[WRITTEN PROBLEM] Exactly reproduce each entry, leaving out nothing.

=== PROVIDED DATA ===

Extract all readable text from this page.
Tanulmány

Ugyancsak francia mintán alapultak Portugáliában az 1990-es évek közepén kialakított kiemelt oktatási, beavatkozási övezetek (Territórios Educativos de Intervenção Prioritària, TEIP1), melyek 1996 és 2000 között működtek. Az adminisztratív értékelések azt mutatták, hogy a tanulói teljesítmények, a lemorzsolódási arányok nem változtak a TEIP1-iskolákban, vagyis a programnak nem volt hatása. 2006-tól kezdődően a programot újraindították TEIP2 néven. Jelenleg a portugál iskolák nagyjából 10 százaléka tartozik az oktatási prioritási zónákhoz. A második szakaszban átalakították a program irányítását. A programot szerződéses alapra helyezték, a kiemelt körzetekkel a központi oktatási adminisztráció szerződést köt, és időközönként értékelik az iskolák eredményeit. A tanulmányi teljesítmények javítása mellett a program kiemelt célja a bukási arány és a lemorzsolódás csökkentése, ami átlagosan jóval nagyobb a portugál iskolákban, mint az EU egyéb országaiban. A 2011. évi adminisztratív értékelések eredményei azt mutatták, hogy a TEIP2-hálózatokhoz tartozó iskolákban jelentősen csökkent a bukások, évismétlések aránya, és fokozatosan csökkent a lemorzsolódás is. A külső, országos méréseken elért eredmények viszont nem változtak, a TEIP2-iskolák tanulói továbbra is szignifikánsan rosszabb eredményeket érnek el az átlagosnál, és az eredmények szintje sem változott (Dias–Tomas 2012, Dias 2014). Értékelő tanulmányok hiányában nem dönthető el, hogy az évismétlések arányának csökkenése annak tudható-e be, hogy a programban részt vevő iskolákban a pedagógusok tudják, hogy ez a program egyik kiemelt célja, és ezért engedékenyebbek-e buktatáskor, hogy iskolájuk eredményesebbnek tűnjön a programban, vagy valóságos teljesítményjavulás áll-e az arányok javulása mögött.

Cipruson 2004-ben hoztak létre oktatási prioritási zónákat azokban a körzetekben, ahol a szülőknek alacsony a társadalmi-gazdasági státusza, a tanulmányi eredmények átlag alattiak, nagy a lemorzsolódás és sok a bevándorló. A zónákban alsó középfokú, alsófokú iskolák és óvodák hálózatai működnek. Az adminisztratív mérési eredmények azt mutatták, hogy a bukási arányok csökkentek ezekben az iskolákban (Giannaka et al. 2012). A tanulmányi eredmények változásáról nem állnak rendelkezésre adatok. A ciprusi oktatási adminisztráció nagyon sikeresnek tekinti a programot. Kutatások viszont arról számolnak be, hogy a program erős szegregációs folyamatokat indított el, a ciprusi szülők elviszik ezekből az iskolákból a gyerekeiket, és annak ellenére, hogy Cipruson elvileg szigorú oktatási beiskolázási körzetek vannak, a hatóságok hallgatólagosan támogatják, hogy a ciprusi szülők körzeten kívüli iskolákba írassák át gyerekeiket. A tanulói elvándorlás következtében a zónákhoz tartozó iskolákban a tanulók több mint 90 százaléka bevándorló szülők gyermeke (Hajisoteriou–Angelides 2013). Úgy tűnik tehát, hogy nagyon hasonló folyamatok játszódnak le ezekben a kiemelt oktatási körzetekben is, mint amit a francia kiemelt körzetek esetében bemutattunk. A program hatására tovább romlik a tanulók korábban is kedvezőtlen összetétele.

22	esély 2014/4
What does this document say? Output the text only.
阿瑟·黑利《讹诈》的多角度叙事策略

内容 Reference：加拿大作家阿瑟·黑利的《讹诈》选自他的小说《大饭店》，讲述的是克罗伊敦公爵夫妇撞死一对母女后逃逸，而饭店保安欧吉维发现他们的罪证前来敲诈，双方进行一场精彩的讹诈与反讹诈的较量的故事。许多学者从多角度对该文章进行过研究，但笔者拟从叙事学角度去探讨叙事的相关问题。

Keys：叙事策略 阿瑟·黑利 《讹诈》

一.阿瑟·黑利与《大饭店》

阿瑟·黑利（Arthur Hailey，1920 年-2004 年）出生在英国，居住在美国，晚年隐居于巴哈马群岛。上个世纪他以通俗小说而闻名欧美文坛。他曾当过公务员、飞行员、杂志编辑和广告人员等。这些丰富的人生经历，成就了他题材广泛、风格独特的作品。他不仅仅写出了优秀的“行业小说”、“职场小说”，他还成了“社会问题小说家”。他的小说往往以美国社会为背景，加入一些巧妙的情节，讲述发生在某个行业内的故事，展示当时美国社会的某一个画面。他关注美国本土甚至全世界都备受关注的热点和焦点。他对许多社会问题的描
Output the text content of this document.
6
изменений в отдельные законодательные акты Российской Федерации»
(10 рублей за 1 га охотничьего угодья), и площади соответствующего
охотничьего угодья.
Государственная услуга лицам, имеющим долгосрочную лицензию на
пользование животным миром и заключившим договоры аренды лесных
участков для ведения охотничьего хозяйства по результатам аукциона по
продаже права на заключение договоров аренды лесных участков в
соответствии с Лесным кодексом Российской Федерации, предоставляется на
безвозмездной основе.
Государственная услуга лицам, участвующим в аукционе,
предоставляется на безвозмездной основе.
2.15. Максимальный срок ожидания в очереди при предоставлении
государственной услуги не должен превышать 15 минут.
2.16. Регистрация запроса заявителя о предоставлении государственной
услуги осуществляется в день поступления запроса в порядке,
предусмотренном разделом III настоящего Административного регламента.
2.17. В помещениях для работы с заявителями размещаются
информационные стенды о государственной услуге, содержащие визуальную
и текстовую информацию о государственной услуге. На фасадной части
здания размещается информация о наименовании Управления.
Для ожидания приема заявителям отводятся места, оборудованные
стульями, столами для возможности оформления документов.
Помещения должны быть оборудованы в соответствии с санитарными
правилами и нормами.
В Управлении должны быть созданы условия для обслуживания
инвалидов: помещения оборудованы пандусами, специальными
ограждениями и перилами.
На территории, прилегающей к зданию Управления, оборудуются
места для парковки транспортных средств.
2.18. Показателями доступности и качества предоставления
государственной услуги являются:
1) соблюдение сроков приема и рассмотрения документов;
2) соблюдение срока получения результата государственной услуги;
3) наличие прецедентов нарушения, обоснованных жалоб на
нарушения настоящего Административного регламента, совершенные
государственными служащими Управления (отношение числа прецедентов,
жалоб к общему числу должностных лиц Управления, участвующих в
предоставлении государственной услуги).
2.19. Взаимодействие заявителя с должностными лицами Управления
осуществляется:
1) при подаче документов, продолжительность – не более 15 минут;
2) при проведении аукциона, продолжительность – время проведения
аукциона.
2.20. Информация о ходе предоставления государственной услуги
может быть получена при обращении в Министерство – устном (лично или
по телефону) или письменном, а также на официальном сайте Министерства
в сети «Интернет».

===

[IN RESPONSE]
Extract all readable text from this page.
Tanulmány

Ugyancsak francia mintán alapultak Portugáliában az 1990-es évek közepén kialakított kiemelt oktatási, beavatkozási övezetek (Territórios Educativos de Intervenção Prioritària, TEIP1), melyek 1996 és 2000 között működtek. Az adminisztratív értékelések azt mutatták, hogy a tanulói teljesítmények, a lemorzsolódási arányok nem változtak a TEIP1-iskolákban, vagyis a programnak nem volt hatása. 2006-tól kezdődően a programot újraindították TEIP2 néven. Jelenleg a portugál iskolák nagyjából 10 százaléka tartozik az oktatási prioritási zónákhoz. A második szakaszban átalakították a program irányítását. A programot szerződéses alapra helyezték, a kiemelt körzetekkel a központi oktatási adminisztráció szerződést köt, és időközönként értékelik az iskolák eredményeit. A tanulmányi teljesítmények javítása mellett a program kiemelt célja a bukási arány és a lemorzsolódás csökkentése, ami átlagosan jóval nagyobb a portugál iskolákban, mint az EU egyéb országaiban. A 2011. évi adminisztratív értékelések eredményei azt mutatták, hogy a TEIP2-hálózatokhoz tartozó iskolákban jelentősen csökkent a bukások, évismétlések aránya, és fokozatosan csökkent a lemorzsolódás is. A külső, országos méréseken elért eredmények viszont nem változtak, a TEIP2-iskolák tanulói továbbra is szignifikánsan rosszabb eredményeket érnek el az átlagosnál, és az eredmények szintje sem változott (Dias–Tomas 2012, Dias 2014). Értékelő tanulmányok hiányában nem dönthető el, hogy az évismétlések arányának csökkenése annak tudható-e be, hogy a programban részt vevő iskolákban a pedagógusok tudják, hogy ez a program egyik kiemelt célja, és ezért engedékenyebbek-e buktatáskor, hogy iskolájuk eredményesebbnek tűnjön a programban, vagy valóságos teljesítményjavulás áll-e az arányok javulása mögött.

Cipruson 2004-ben hoztak létre oktatási prioritási zónákat azokban a körzetekben, ahol a szülőknek alacsony a társadalmi-gazdasági státusza, a tanulmányi eredmények átlag alattiak, nagy a lemorzsolódás és sok a bevándorló. A zónákban alsó középfokú, alsófokú iskolák és óvodák hálózatai működnek. Az adminisztratív mérési eredmények azt mutatták, hogy a bukási arányok csökkentek ezekben az iskolákban (Giannaka et al. 2012). A tanulmányi eredmények változásáról nem állnak rendelkezésre adatok. A ciprusi oktatási adminisztráció nagyon sikeresnek tekinti a programot. Kutatások viszont arról számolnak be, hogy a program erős szegregációs folyamatokat indított el, a ciprusi szülők elviszik ezekből az iskolákból a gyerekeiket, és annak ellenére, hogy Cipruson elvileg szigorú oktatási beiskolázási körzetek vannak, a hatóságok hallgatólagosan támogatják, hogy a ciprusi szülők körzeten kívüli iskolákba írassák át gyerekeiket. A tanulói elvándorlás következtében a zónákhoz tartozó iskolákban a tanulók több mint 90 százaléka bevándorló szülők gyermeke (Hajisoteriou–Angelides 2013). Úgy tűnik tehát, hogy nagyon hasonló folyamatok játszódnak le ezekben a kiemelt oktatási körzetekben is, mint amit a francia kiemelt körzetek esetében bemutattunk. A program hatására tovább romlik a tanulók korábban is kedvezőtlen összetétele.

22	esély 2014/4
What does this document say? Output the text only.
阿瑟·黑利《讹诈》的多角度叙事策略

内容 Reference：加拿大作家阿瑟·黑利的《讹诈》选自他的小说《大饭店》，讲述的是克罗伊敦公爵夫妇撞死一对母女后逃逸，而饭店保安欧吉维发现他们的罪证前来敲诈，双方进行一场精彩的讹诈与反讹诈的较量的故事。许多学者从多角度对该文章进行过研究，但笔者拟从叙事学角度去探讨叙事的相关问题。

Keys：叙事策略 阿瑟·黑利 《讹诈》

一.阿瑟·黑利与《大饭店》

阿瑟·黑利（Arthur Hailey，1920 年-2004 年）出生在英国，居住在美国，晚年隐居于巴哈马群岛。上个世纪他以通俗小说而闻名欧美文坛。他曾当过公务员、飞行员、杂志编辑和广告人员等。这些丰富的人生经历，成就了他题材广泛、风格独特的作品。他不仅仅写出了优秀的“行业小说”、“职场小说”，他还成了“社会问题小说家”。他的小说往往以美国社会为背景，加入一些巧妙的情节，讲述发生在某个行业内的故事，展示当时美国社会的某一个画面。他关注美国本土甚至全世界都备受关注的热点和焦点。他对许多社会问题的描
Output the text content of this document.
6
изменений в отдельные законодательные акты Российской Федерации»
(10 рублей за 1 га охотничьего угодья), и площади соответствующего
охотничьего угодья.
Государственная услуга лицам, имеющим долгосрочную лицензию на
пользование животным миром и заключившим договоры аренды лесных
участков для ведения охотничьего хозяйства по результатам аукциона по
продаже права на заключение договоров аренды лесных участков в
соответствии с Лесным кодексом Российской Федерации, предоставляется на
безвозмездной основе.
Государственная услуга лицам, участвующим в аукционе,
предоставляется на безвозмездной основе.
2.15. Максимальный срок ожидания в очереди при предоставлении
государственной услуги не должен превышать 15 минут.
2.16. Регистрация запроса заявителя о предоставлении государственной
услуги осуществляется в день поступления запроса в порядке,
предусмотренном разделом III настоящего Административного регламента.
2.17. В помещениях для работы с заявителями размещаются
информационные стенды о государственной услуге, содержащие визуальную
и текстовую информацию о государственной услуге. На фасадной части
здания размещается информация о наименовании Управления.
Для ожидания приема заявителям отводятся места, оборудованные
стульями, столами для возможности оформления документов.
Помещения должны быть оборудованы в соответствии с санитарными
правилами и нормами.
В Управлении должны быть созданы условия для обслуживания
инвалидов: помещения оборудованы пандусами, специальными
ограждениями и перилами.
На территории, прилегающей к зданию Управления, оборудуются
места для парковки транспортных средств.
2.18. Показателями доступности и качества предоставления
государственной услуги являются:
1) соблюдение сроков приема и рассмотрения документов;
2) соблюдение срока получения результата государственной услуги;
3) наличие прецедентов нарушения, обоснованных жалоб на
нарушения настоящего Административного регламента, совершенные
государственными служащими Управления (отношение числа прецедентов,
жалоб к общему числу должностных лиц Управления, участвующих в
предоставлении государственной услуги).
2.19. Взаимодействие заявителя с должностными лицами Управления
осуществляется:
1) при подаче документов, продолжительность – не более 15 минут;
2) при проведении аукциона, продолжительность – время проведения
аукциона.
2.20. Информация о ходе предоставления государственной услуги
может быть получена при обращении в Министерство – устном (лично или
по телефону) или письменном, а также на официальном сайте Министерства
в сети «Интернет».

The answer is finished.